* _Task prompt_
Copy each line of the listing below exactly.

___ Records ___

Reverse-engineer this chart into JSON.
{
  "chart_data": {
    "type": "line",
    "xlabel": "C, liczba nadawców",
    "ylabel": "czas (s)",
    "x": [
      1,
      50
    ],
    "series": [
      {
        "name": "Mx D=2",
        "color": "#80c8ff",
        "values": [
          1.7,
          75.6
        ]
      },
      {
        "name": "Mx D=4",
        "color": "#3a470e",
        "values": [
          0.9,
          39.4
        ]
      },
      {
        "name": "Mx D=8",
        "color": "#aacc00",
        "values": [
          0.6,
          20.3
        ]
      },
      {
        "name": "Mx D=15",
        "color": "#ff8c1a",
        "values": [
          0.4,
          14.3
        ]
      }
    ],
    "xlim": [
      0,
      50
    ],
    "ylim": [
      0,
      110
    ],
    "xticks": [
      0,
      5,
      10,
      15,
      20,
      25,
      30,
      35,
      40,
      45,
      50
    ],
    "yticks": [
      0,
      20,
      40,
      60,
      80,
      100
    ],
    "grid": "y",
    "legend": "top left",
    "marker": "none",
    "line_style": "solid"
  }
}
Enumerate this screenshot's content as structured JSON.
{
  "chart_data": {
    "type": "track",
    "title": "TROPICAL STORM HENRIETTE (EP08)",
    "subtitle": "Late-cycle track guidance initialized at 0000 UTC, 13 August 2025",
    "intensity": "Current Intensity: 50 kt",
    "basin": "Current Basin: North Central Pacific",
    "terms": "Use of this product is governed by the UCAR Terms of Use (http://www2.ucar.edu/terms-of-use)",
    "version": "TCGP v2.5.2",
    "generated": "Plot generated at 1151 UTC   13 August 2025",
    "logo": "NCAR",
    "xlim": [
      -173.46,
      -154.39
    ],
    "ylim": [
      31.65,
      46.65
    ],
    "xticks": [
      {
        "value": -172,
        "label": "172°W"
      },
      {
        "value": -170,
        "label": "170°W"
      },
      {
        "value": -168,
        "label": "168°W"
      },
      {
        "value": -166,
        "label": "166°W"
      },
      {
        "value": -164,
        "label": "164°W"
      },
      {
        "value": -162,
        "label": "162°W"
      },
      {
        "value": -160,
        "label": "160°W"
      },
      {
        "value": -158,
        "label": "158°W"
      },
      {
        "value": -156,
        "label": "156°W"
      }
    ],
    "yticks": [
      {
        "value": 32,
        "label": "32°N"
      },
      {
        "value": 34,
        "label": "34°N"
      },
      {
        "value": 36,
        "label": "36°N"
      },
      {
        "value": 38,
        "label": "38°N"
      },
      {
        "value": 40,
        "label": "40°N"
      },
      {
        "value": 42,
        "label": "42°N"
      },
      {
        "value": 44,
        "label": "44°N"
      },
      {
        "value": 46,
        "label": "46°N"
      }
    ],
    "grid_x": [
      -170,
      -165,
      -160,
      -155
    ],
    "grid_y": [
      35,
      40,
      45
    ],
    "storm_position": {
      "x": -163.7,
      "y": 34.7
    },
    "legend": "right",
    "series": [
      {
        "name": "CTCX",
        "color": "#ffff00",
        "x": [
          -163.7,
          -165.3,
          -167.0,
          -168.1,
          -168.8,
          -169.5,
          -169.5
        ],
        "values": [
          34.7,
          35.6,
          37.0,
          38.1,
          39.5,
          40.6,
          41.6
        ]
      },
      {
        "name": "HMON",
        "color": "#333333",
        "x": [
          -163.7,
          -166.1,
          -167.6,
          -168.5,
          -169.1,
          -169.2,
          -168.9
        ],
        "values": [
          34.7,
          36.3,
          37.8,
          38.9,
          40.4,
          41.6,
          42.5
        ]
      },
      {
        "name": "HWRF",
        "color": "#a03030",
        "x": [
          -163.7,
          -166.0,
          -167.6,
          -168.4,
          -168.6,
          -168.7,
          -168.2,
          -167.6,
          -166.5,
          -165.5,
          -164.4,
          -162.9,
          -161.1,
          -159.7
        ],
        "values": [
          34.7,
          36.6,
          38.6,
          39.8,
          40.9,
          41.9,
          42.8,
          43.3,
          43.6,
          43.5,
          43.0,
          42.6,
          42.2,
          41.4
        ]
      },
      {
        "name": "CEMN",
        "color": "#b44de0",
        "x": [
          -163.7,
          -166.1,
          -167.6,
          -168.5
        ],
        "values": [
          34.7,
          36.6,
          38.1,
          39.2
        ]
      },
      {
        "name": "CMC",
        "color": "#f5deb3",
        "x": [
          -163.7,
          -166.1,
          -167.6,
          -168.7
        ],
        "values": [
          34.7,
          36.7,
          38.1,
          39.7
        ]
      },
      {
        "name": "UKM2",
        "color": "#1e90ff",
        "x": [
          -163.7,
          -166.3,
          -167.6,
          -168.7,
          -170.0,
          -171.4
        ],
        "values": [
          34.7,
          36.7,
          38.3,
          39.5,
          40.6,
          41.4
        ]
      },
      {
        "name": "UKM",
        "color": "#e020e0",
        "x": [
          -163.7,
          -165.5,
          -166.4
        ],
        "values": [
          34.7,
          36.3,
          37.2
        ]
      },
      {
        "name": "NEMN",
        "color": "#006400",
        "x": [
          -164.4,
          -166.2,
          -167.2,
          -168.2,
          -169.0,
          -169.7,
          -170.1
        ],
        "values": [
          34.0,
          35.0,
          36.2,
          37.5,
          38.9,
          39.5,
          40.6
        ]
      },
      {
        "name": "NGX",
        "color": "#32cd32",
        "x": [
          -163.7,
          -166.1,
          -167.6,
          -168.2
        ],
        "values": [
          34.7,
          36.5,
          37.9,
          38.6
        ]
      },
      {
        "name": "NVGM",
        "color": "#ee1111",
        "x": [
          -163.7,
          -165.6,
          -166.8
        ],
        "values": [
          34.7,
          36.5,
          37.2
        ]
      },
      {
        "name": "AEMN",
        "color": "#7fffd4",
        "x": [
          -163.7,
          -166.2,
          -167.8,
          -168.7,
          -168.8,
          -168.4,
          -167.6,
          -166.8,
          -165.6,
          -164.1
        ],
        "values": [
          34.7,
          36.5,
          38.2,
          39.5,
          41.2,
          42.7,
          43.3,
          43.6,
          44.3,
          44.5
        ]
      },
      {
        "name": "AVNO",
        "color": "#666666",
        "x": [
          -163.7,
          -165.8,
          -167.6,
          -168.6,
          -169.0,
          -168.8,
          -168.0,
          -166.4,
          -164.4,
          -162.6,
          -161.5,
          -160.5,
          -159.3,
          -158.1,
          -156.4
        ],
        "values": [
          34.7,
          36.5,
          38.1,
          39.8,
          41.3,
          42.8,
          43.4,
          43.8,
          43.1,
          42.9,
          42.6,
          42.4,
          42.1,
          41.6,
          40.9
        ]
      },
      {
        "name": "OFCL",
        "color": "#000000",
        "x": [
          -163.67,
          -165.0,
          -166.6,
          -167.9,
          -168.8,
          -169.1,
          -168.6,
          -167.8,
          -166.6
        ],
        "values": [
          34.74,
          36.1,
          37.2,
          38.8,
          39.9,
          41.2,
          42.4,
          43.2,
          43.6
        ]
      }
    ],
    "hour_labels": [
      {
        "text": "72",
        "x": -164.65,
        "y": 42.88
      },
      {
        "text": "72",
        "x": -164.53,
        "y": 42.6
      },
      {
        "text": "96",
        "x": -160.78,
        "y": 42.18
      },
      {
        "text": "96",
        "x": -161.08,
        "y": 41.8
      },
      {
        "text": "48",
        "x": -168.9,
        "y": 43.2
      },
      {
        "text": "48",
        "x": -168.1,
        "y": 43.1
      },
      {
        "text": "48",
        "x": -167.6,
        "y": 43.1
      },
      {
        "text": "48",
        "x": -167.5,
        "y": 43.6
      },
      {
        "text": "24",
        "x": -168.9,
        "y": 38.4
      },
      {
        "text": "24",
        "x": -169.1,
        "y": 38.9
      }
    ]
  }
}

___

* _Solution below_
Reverse-engineer this chart into JSON.
{
  "chart_data": {
    "type": "line",
    "xlabel": "C, liczba nadawców",
    "ylabel": "czas (s)",
    "x": [
      1,
      50
    ],
    "series": [
      {
        "name": "Mx D=2",
        "color": "#80c8ff",
        "values": [
          1.7,
          75.6
        ]
      },
      {
        "name": "Mx D=4",
        "color": "#3a470e",
        "values": [
          0.9,
          39.4
        ]
      },
      {
        "name": "Mx D=8",
        "color": "#aacc00",
        "values": [
          0.6,
          20.3
        ]
      },
      {
        "name": "Mx D=15",
        "color": "#ff8c1a",
        "values": [
          0.4,
          14.3
        ]
      }
    ],
    "xlim": [
      0,
      50
    ],
    "ylim": [
      0,
      110
    ],
    "xticks": [
      0,
      5,
      10,
      15,
      20,
      25,
      30,
      35,
      40,
      45,
      50
    ],
    "yticks": [
      0,
      20,
      40,
      60,
      80,
      100
    ],
    "grid": "y",
    "legend": "top left",
    "marker": "none",
    "line_style": "solid"
  }
}
Enumerate this screenshot's content as structured JSON.
{
  "chart_data": {
    "type": "track",
    "title": "TROPICAL STORM HENRIETTE (EP08)",
    "subtitle": "Late-cycle track guidance initialized at 0000 UTC, 13 August 2025",
    "intensity": "Current Intensity: 50 kt",
    "basin": "Current Basin: North Central Pacific",
    "terms": "Use of this product is governed by the UCAR Terms of Use (http://www2.ucar.edu/terms-of-use)",
    "version": "TCGP v2.5.2",
    "generated": "Plot generated at 1151 UTC   13 August 2025",
    "logo": "NCAR",
    "xlim": [
      -173.46,
      -154.39
    ],
    "ylim": [
      31.65,
      46.65
    ],
    "xticks": [
      {
        "value": -172,
        "label": "172°W"
      },
      {
        "value": -170,
        "label": "170°W"
      },
      {
        "value": -168,
        "label": "168°W"
      },
      {
        "value": -166,
        "label": "166°W"
      },
      {
        "value": -164,
        "label": "164°W"
      },
      {
        "value": -162,
        "label": "162°W"
      },
      {
        "value": -160,
        "label": "160°W"
      },
      {
        "value": -158,
        "label": "158°W"
      },
      {
        "value": -156,
        "label": "156°W"
      }
    ],
    "yticks": [
      {
        "value": 32,
        "label": "32°N"
      },
      {
        "value": 34,
        "label": "34°N"
      },
      {
        "value": 36,
        "label": "36°N"
      },
      {
        "value": 38,
        "label": "38°N"
      },
      {
        "value": 40,
        "label": "40°N"
      },
      {
        "value": 42,
        "label": "42°N"
      },
      {
        "value": 44,
        "label": "44°N"
      },
      {
        "value": 46,
        "label": "46°N"
      }
    ],
    "grid_x": [
      -170,
      -165,
      -160,
      -155
    ],
    "grid_y": [
      35,
      40,
      45
    ],
    "storm_position": {
      "x": -163.7,
      "y": 34.7
    },
    "legend": "right",
    "series": [
      {
        "name": "CTCX",
        "color": "#ffff00",
        "x": [
          -163.7,
          -165.3,
          -167.0,
          -168.1,
          -168.8,
          -169.5,
          -169.5
        ],
        "values": [
          34.7,
          35.6,
          37.0,
          38.1,
          39.5,
          40.6,
          41.6
        ]
      },
      {
        "name": "HMON",
        "color": "#333333",
        "x": [
          -163.7,
          -166.1,
          -167.6,
          -168.5,
          -169.1,
          -169.2,
          -168.9
        ],
        "values": [
          34.7,
          36.3,
          37.8,
          38.9,
          40.4,
          41.6,
          42.5
        ]
      },
      {
        "name": "HWRF",
        "color": "#a03030",
        "x": [
          -163.7,
          -166.0,
          -167.6,
          -168.4,
          -168.6,
          -168.7,
          -168.2,
          -167.6,
          -166.5,
          -165.5,
          -164.4,
          -162.9,
          -161.1,
          -159.7
        ],
        "values": [
          34.7,
          36.6,
          38.6,
          39.8,
          40.9,
          41.9,
          42.8,
          43.3,
          43.6,
          43.5,
          43.0,
          42.6,
          42.2,
          41.4
        ]
      },
      {
        "name": "CEMN",
        "color": "#b44de0",
        "x": [
          -163.7,
          -166.1,
          -167.6,
          -168.5
        ],
        "values": [
          34.7,
          36.6,
          38.1,
          39.2
        ]
      },
      {
        "name": "CMC",
        "color": "#f5deb3",
        "x": [
          -163.7,
          -166.1,
          -167.6,
          -168.7
        ],
        "values": [
          34.7,
          36.7,
          38.1,
          39.7
        ]
      },
      {
        "name": "UKM2",
        "color": "#1e90ff",
        "x": [
          -163.7,
          -166.3,
          -167.6,
          -168.7,
          -170.0,
          -171.4
        ],
        "values": [
          34.7,
          36.7,
          38.3,
          39.5,
          40.6,
          41.4
        ]
      },
      {
        "name": "UKM",
        "color": "#e020e0",
        "x": [
          -163.7,
          -165.5,
          -166.4
        ],
        "values": [
          34.7,
          36.3,
          37.2
        ]
      },
      {
        "name": "NEMN",
        "color": "#006400",
        "x": [
          -164.4,
          -166.2,
          -167.2,
          -168.2,
          -169.0,
          -169.7,
          -170.1
        ],
        "values": [
          34.0,
          35.0,
          36.2,
          37.5,
          38.9,
          39.5,
          40.6
        ]
      },
      {
        "name": "NGX",
        "color": "#32cd32",
        "x": [
          -163.7,
          -166.1,
          -167.6,
          -168.2
        ],
        "values": [
          34.7,
          36.5,
          37.9,
          38.6
        ]
      },
      {
        "name": "NVGM",
        "color": "#ee1111",
        "x": [
          -163.7,
          -165.6,
          -166.8
        ],
        "values": [
          34.7,
          36.5,
          37.2
        ]
      },
      {
        "name": "AEMN",
        "color": "#7fffd4",
        "x": [
          -163.7,
          -166.2,
          -167.8,
          -168.7,
          -168.8,
          -168.4,
          -167.6,
          -166.8,
          -165.6,
          -164.1
        ],
        "values": [
          34.7,
          36.5,
          38.2,
          39.5,
          41.2,
          42.7,
          43.3,
          43.6,
          44.3,
          44.5
        ]
      },
      {
        "name": "AVNO",
        "color": "#666666",
        "x": [
          -163.7,
          -165.8,
          -167.6,
          -168.6,
          -169.0,
          -168.8,
          -168.0,
          -166.4,
          -164.4,
          -162.6,
          -161.5,
          -160.5,
          -159.3,
          -158.1,
          -156.4
        ],
        "values": [
          34.7,
          36.5,
          38.1,
          39.8,
          41.3,
          42.8,
          43.4,
          43.8,
          43.1,
          42.9,
          42.6,
          42.4,
          42.1,
          41.6,
          40.9
        ]
      },
      {
        "name": "OFCL",
        "color": "#000000",
        "x": [
          -163.67,
          -165.0,
          -166.6,
          -167.9,
          -168.8,
          -169.1,
          -168.6,
          -167.8,
          -166.6
        ],
        "values": [
          34.74,
          36.1,
          37.2,
          38.8,
          39.9,
          41.2,
          42.4,
          43.2,
          43.6
        ]
      }
    ],
    "hour_labels": [
      {
        "text": "72",
        "x": -164.65,
        "y": 42.88
      },
      {
        "text": "72",
        "x": -164.53,
        "y": 42.6
      },
      {
        "text": "96",
        "x": -160.78,
        "y": 42.18
      },
      {
        "text": "96",
        "x": -161.08,
        "y": 41.8
      },
      {
        "text": "48",
        "x": -168.9,
        "y": 43.2
      },
      {
        "text": "48",
        "x": -168.1,
        "y": 43.1
      },
      {
        "text": "48",
        "x": -167.6,
        "y": 43.1
      },
      {
        "text": "48",
        "x": -167.5,
        "y": 43.6
      },
      {
        "text": "24",
        "x": -168.9,
        "y": 38.4
      },
      {
        "text": "24",
        "x": -169.1,
        "y": 38.9
      }
    ]
  }
}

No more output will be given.